### AIM OF THE TASK
Reproduce every row below word for word. Leave the pictures out.

* begin PROVIDED ENTRIES *

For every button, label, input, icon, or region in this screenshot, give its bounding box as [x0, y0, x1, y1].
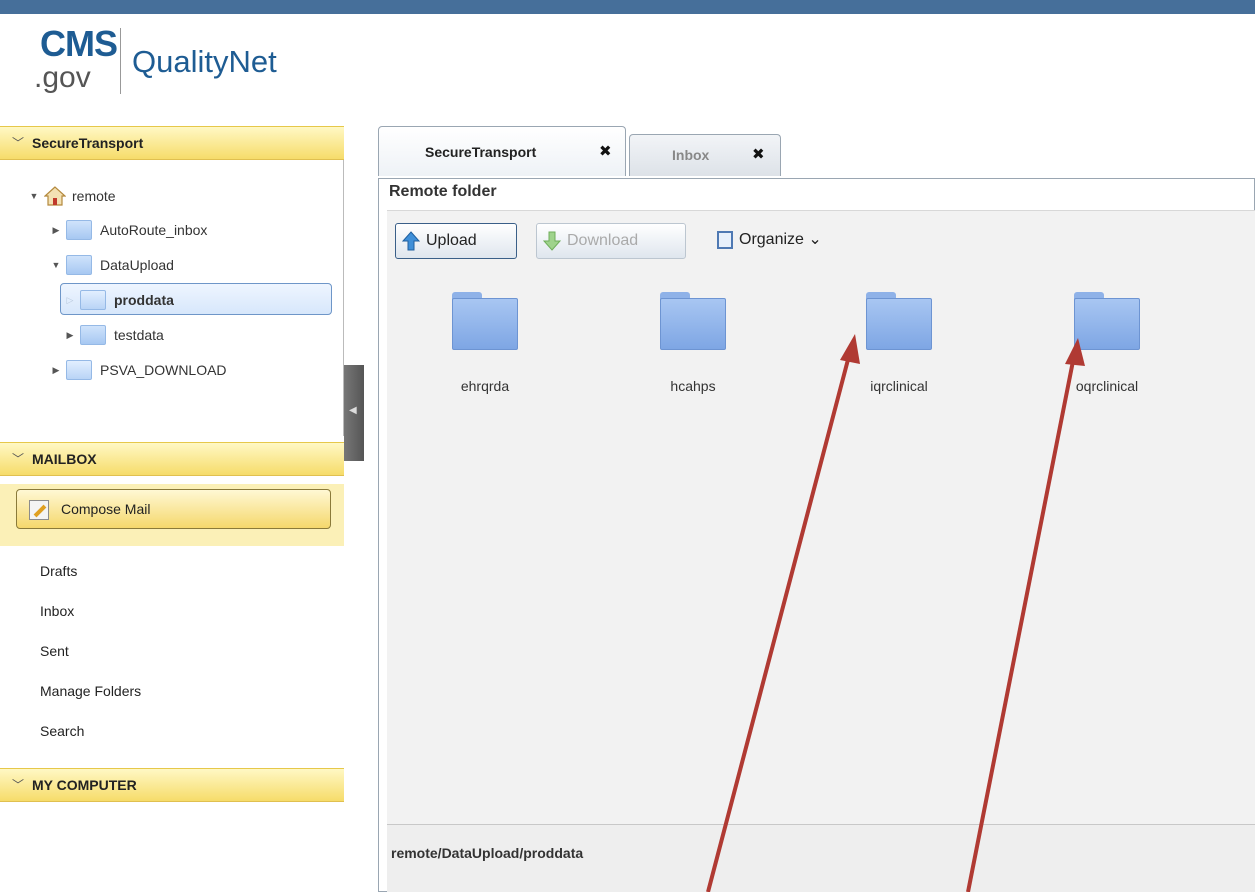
mailbox-item-sent[interactable]: Sent	[40, 643, 69, 659]
upload-arrow-icon	[402, 231, 420, 251]
mailbox-item-manage-folders[interactable]: Manage Folders	[40, 683, 141, 699]
logo-brand-text: QualityNet	[132, 44, 277, 79]
panel-title: Remote folder	[389, 183, 497, 200]
mailbox-panel-header[interactable]: ﹀ MAILBOX	[0, 442, 344, 476]
tree-item-psva-download[interactable]: ▶ PSVA_DOWNLOAD	[50, 358, 227, 382]
cms-logo[interactable]: CMS .gov QualityNet	[34, 24, 294, 114]
collapse-left-icon: ◀	[349, 405, 357, 416]
download-arrow-icon	[543, 231, 561, 251]
folder-grid: ehrqrda hcahps iqrclinical oqrclinical	[387, 268, 1255, 824]
folder-icon	[80, 325, 106, 345]
expand-right-icon[interactable]: ▶	[50, 358, 62, 382]
tab-inbox[interactable]: Inbox ✖	[629, 134, 781, 176]
expand-down-icon[interactable]: ▼	[28, 184, 40, 208]
folder-icon	[866, 292, 932, 350]
tab-securetransport[interactable]: SecureTransport ✖	[378, 126, 626, 176]
mailbox-item-search[interactable]: Search	[40, 723, 84, 739]
folder-item[interactable]: hcahps	[623, 292, 763, 394]
tree-item-testdata[interactable]: ▶ testdata	[64, 323, 164, 347]
compose-mail-button[interactable]: Compose Mail	[16, 489, 331, 529]
folder-icon	[452, 292, 518, 350]
app-window: CMS .gov QualityNet ﹀ SecureTransport ▼ …	[0, 0, 1255, 892]
path-status-bar: remote/DataUpload/proddata	[387, 824, 1255, 892]
organize-menu-button[interactable]: Organize ⌄	[713, 223, 822, 259]
expand-right-icon[interactable]: ▶	[50, 218, 62, 242]
folder-item[interactable]: ehrqrda	[415, 292, 555, 394]
tree-item-label: testdata	[114, 327, 164, 343]
logo-divider	[120, 28, 121, 94]
panel-title: MAILBOX	[32, 451, 97, 467]
chevron-down-icon: ﹀	[12, 136, 25, 150]
folder-label: oqrclinical	[1075, 378, 1139, 394]
close-icon[interactable]: ✖	[752, 135, 765, 175]
compose-label: Compose Mail	[61, 501, 151, 517]
folder-icon	[660, 292, 726, 350]
tree-item-label: proddata	[114, 292, 174, 308]
compose-area: Compose Mail	[0, 484, 344, 546]
tree-item-label: AutoRoute_inbox	[100, 222, 208, 238]
home-icon	[44, 186, 66, 206]
button-label: Upload	[426, 232, 477, 249]
logo-gov-text: .gov	[34, 61, 91, 94]
toolbar: Upload Download Organize ⌄	[387, 210, 1255, 268]
upload-button[interactable]: Upload	[395, 223, 517, 259]
folder-icon	[66, 255, 92, 275]
current-path: remote/DataUpload/proddata	[391, 845, 584, 861]
chevron-down-icon: ﹀	[12, 778, 25, 792]
top-bar	[0, 0, 1255, 14]
tree-item-label: DataUpload	[100, 257, 174, 273]
button-label: Download	[567, 232, 639, 249]
panel-title: SecureTransport	[32, 135, 144, 151]
folder-label: hcahps	[670, 378, 716, 394]
folder-icon	[1074, 292, 1140, 350]
tree-item-proddata[interactable]: ▷ proddata	[64, 288, 174, 312]
folder-label: ehrqrda	[460, 378, 510, 394]
remote-folder-panel: Remote folder Upload Download Organize ⌄	[378, 178, 1255, 892]
expand-right-icon[interactable]: ▶	[64, 323, 76, 347]
tree-item-label: remote	[72, 188, 116, 204]
panel-title: MY COMPUTER	[32, 777, 137, 793]
tab-label: Inbox	[672, 147, 710, 163]
my-computer-panel-header[interactable]: ﹀ MY COMPUTER	[0, 768, 344, 802]
expand-down-icon[interactable]: ▼	[50, 253, 62, 277]
securetransport-panel-header[interactable]: ﹀ SecureTransport	[0, 126, 344, 160]
folder-item[interactable]: iqrclinical	[829, 292, 969, 394]
pencil-icon	[29, 500, 49, 520]
download-button[interactable]: Download	[536, 223, 686, 259]
expand-right-icon[interactable]: ▷	[64, 288, 76, 312]
close-icon[interactable]: ✖	[599, 127, 612, 177]
button-label: Organize	[739, 231, 804, 248]
tree-item-remote[interactable]: ▼ remote	[28, 184, 116, 208]
open-folder-icon	[80, 290, 106, 310]
folder-label: iqrclinical	[870, 378, 928, 394]
tree-item-label: PSVA_DOWNLOAD	[100, 362, 227, 378]
sidebar-collapse-handle[interactable]: ◀	[344, 365, 364, 461]
chevron-down-icon: ﹀	[12, 452, 25, 466]
tree-item-autoroute-inbox[interactable]: ▶ AutoRoute_inbox	[50, 218, 207, 242]
mailbox-item-drafts[interactable]: Drafts	[40, 563, 77, 579]
folder-icon	[66, 220, 92, 240]
folder-item[interactable]: oqrclinical	[1037, 292, 1177, 394]
header: CMS .gov QualityNet	[0, 14, 1255, 120]
tab-bar: SecureTransport ✖ Inbox ✖	[378, 126, 1255, 180]
open-folder-icon	[66, 360, 92, 380]
tab-label: SecureTransport	[425, 144, 537, 160]
book-icon	[717, 231, 733, 249]
chevron-down-icon: ⌄	[808, 231, 822, 248]
mailbox-item-inbox[interactable]: Inbox	[40, 603, 74, 619]
tree-item-dataupload[interactable]: ▼ DataUpload	[50, 253, 174, 277]
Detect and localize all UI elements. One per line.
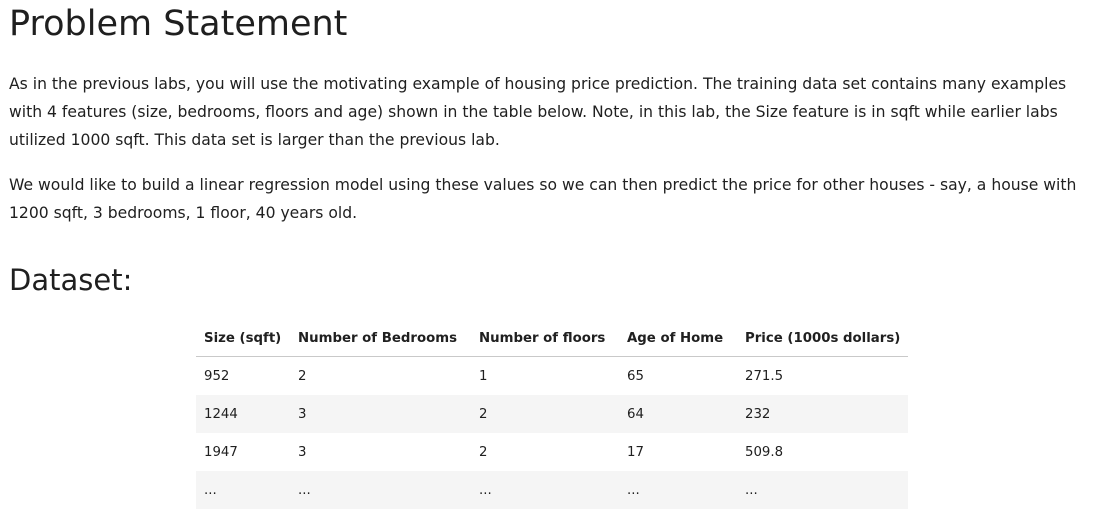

* end PROVIDED ENTRIES *

### PROBLEM SOLUTION
For every button, label, input, icon, or region in this screenshot, give its bounding box as [x0, y0, x1, y1].
mailbox-item-sent[interactable]: Sent	[40, 643, 69, 659]
upload-arrow-icon	[402, 231, 420, 251]
mailbox-item-manage-folders[interactable]: Manage Folders	[40, 683, 141, 699]
logo-brand-text: QualityNet	[132, 44, 277, 79]
panel-title: Remote folder	[389, 183, 497, 200]
mailbox-panel-header[interactable]: ﹀ MAILBOX	[0, 442, 344, 476]
tree-item-psva-download[interactable]: ▶ PSVA_DOWNLOAD	[50, 358, 227, 382]
cms-logo[interactable]: CMS .gov QualityNet	[34, 24, 294, 114]
collapse-left-icon: ◀	[349, 405, 357, 416]
download-arrow-icon	[543, 231, 561, 251]
folder-grid: ehrqrda hcahps iqrclinical oqrclinical	[387, 268, 1255, 824]
folder-icon	[80, 325, 106, 345]
expand-right-icon[interactable]: ▶	[50, 358, 62, 382]
tab-inbox[interactable]: Inbox ✖	[629, 134, 781, 176]
expand-down-icon[interactable]: ▼	[28, 184, 40, 208]
folder-icon	[866, 292, 932, 350]
tab-securetransport[interactable]: SecureTransport ✖	[378, 126, 626, 176]
mailbox-item-search[interactable]: Search	[40, 723, 84, 739]
folder-item[interactable]: hcahps	[623, 292, 763, 394]
tree-item-testdata[interactable]: ▶ testdata	[64, 323, 164, 347]
compose-mail-button[interactable]: Compose Mail	[16, 489, 331, 529]
folder-icon	[452, 292, 518, 350]
app-window: CMS .gov QualityNet ﹀ SecureTransport ▼ …	[0, 0, 1255, 892]
path-status-bar: remote/DataUpload/proddata	[387, 824, 1255, 892]
organize-menu-button[interactable]: Organize ⌄	[713, 223, 822, 259]
expand-right-icon[interactable]: ▶	[50, 218, 62, 242]
folder-item[interactable]: ehrqrda	[415, 292, 555, 394]
tree-item-label: testdata	[114, 327, 164, 343]
logo-divider	[120, 28, 121, 94]
panel-title: MAILBOX	[32, 451, 97, 467]
chevron-down-icon: ﹀	[12, 136, 25, 150]
folder-label: oqrclinical	[1075, 378, 1139, 394]
close-icon[interactable]: ✖	[752, 135, 765, 175]
compose-label: Compose Mail	[61, 501, 151, 517]
folder-icon	[660, 292, 726, 350]
tree-item-label: proddata	[114, 292, 174, 308]
compose-area: Compose Mail	[0, 484, 344, 546]
tree-item-label: AutoRoute_inbox	[100, 222, 208, 238]
home-icon	[44, 186, 66, 206]
button-label: Upload	[426, 232, 477, 249]
logo-gov-text: .gov	[34, 61, 91, 94]
toolbar: Upload Download Organize ⌄	[387, 210, 1255, 268]
upload-button[interactable]: Upload	[395, 223, 517, 259]
folder-icon	[66, 255, 92, 275]
current-path: remote/DataUpload/proddata	[391, 845, 584, 861]
chevron-down-icon: ﹀	[12, 778, 25, 792]
top-bar	[0, 0, 1255, 14]
tree-item-label: DataUpload	[100, 257, 174, 273]
button-label: Download	[567, 232, 639, 249]
panel-title: SecureTransport	[32, 135, 144, 151]
folder-label: hcahps	[670, 378, 716, 394]
folder-icon	[1074, 292, 1140, 350]
tree-item-proddata[interactable]: ▷ proddata	[64, 288, 174, 312]
folder-label: ehrqrda	[460, 378, 510, 394]
remote-folder-panel: Remote folder Upload Download Organize ⌄	[378, 178, 1255, 892]
expand-right-icon[interactable]: ▶	[64, 323, 76, 347]
tree-item-label: remote	[72, 188, 116, 204]
panel-title: MY COMPUTER	[32, 777, 137, 793]
tab-label: Inbox	[672, 147, 710, 163]
my-computer-panel-header[interactable]: ﹀ MY COMPUTER	[0, 768, 344, 802]
expand-down-icon[interactable]: ▼	[50, 253, 62, 277]
securetransport-panel-header[interactable]: ﹀ SecureTransport	[0, 126, 344, 160]
folder-item[interactable]: iqrclinical	[829, 292, 969, 394]
pencil-icon	[29, 500, 49, 520]
download-button[interactable]: Download	[536, 223, 686, 259]
expand-right-icon[interactable]: ▷	[64, 288, 76, 312]
close-icon[interactable]: ✖	[599, 127, 612, 177]
button-label: Organize	[739, 231, 804, 248]
tree-item-remote[interactable]: ▼ remote	[28, 184, 116, 208]
open-folder-icon	[80, 290, 106, 310]
folder-label: iqrclinical	[870, 378, 928, 394]
tree-item-label: PSVA_DOWNLOAD	[100, 362, 227, 378]
sidebar-collapse-handle[interactable]: ◀	[344, 365, 364, 461]
chevron-down-icon: ﹀	[12, 452, 25, 466]
tree-item-autoroute-inbox[interactable]: ▶ AutoRoute_inbox	[50, 218, 207, 242]
mailbox-item-drafts[interactable]: Drafts	[40, 563, 77, 579]
folder-icon	[66, 220, 92, 240]
folder-item[interactable]: oqrclinical	[1037, 292, 1177, 394]
header: CMS .gov QualityNet	[0, 14, 1255, 120]
tab-bar: SecureTransport ✖ Inbox ✖	[378, 126, 1255, 180]
open-folder-icon	[66, 360, 92, 380]
tab-label: SecureTransport	[425, 144, 537, 160]
book-icon	[717, 231, 733, 249]
chevron-down-icon: ⌄	[808, 231, 822, 248]
mailbox-item-inbox[interactable]: Inbox	[40, 603, 74, 619]
tree-item-dataupload[interactable]: ▼ DataUpload	[50, 253, 174, 277]
Detect and localize all UI elements. One per line.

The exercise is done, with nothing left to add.